■ Problem to solve
Print out the entries below with no edits.

##### Record list #####

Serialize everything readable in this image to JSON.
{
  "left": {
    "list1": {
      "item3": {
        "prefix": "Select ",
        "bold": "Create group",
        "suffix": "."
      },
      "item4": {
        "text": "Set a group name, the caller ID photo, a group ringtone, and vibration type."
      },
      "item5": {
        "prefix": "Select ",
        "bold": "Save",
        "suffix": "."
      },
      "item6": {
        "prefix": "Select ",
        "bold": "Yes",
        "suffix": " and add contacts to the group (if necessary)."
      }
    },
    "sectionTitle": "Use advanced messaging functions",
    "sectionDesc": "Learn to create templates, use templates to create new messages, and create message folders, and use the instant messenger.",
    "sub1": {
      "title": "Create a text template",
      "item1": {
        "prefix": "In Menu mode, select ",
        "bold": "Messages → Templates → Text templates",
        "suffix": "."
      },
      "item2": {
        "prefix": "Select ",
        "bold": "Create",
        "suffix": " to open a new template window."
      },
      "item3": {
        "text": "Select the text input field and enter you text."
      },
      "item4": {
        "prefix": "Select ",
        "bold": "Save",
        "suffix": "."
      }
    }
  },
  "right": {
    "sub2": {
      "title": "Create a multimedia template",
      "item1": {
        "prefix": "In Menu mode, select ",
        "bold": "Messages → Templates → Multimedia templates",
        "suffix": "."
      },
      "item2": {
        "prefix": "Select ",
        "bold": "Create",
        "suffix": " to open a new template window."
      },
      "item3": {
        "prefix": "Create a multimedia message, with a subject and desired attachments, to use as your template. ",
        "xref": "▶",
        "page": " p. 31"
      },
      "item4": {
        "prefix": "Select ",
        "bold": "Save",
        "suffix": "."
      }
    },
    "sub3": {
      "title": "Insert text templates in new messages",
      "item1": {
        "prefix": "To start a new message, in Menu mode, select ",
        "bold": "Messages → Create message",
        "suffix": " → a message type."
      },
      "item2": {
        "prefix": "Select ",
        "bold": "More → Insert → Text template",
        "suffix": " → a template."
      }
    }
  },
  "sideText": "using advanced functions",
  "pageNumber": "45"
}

#####

■ The solution
Serialize everything readable in this image to JSON.
{
  "left": {
    "list1": {
      "item3": {
        "prefix": "Select ",
        "bold": "Create group",
        "suffix": "."
      },
      "item4": {
        "text": "Set a group name, the caller ID photo, a group ringtone, and vibration type."
      },
      "item5": {
        "prefix": "Select ",
        "bold": "Save",
        "suffix": "."
      },
      "item6": {
        "prefix": "Select ",
        "bold": "Yes",
        "suffix": " and add contacts to the group (if necessary)."
      }
    },
    "sectionTitle": "Use advanced messaging functions",
    "sectionDesc": "Learn to create templates, use templates to create new messages, and create message folders, and use the instant messenger.",
    "sub1": {
      "title": "Create a text template",
      "item1": {
        "prefix": "In Menu mode, select ",
        "bold": "Messages → Templates → Text templates",
        "suffix": "."
      },
      "item2": {
        "prefix": "Select ",
        "bold": "Create",
        "suffix": " to open a new template window."
      },
      "item3": {
        "text": "Select the text input field and enter you text."
      },
      "item4": {
        "prefix": "Select ",
        "bold": "Save",
        "suffix": "."
      }
    }
  },
  "right": {
    "sub2": {
      "title": "Create a multimedia template",
      "item1": {
        "prefix": "In Menu mode, select ",
        "bold": "Messages → Templates → Multimedia templates",
        "suffix": "."
      },
      "item2": {
        "prefix": "Select ",
        "bold": "Create",
        "suffix": " to open a new template window."
      },
      "item3": {
        "prefix": "Create a multimedia message, with a subject and desired attachments, to use as your template. ",
        "xref": "▶",
        "page": " p. 31"
      },
      "item4": {
        "prefix": "Select ",
        "bold": "Save",
        "suffix": "."
      }
    },
    "sub3": {
      "title": "Insert text templates in new messages",
      "item1": {
        "prefix": "To start a new message, in Menu mode, select ",
        "bold": "Messages → Create message",
        "suffix": " → a message type."
      },
      "item2": {
        "prefix": "Select ",
        "bold": "More → Insert → Text template",
        "suffix": " → a template."
      }
    }
  },
  "sideText": "using advanced functions",
  "pageNumber": "45"
}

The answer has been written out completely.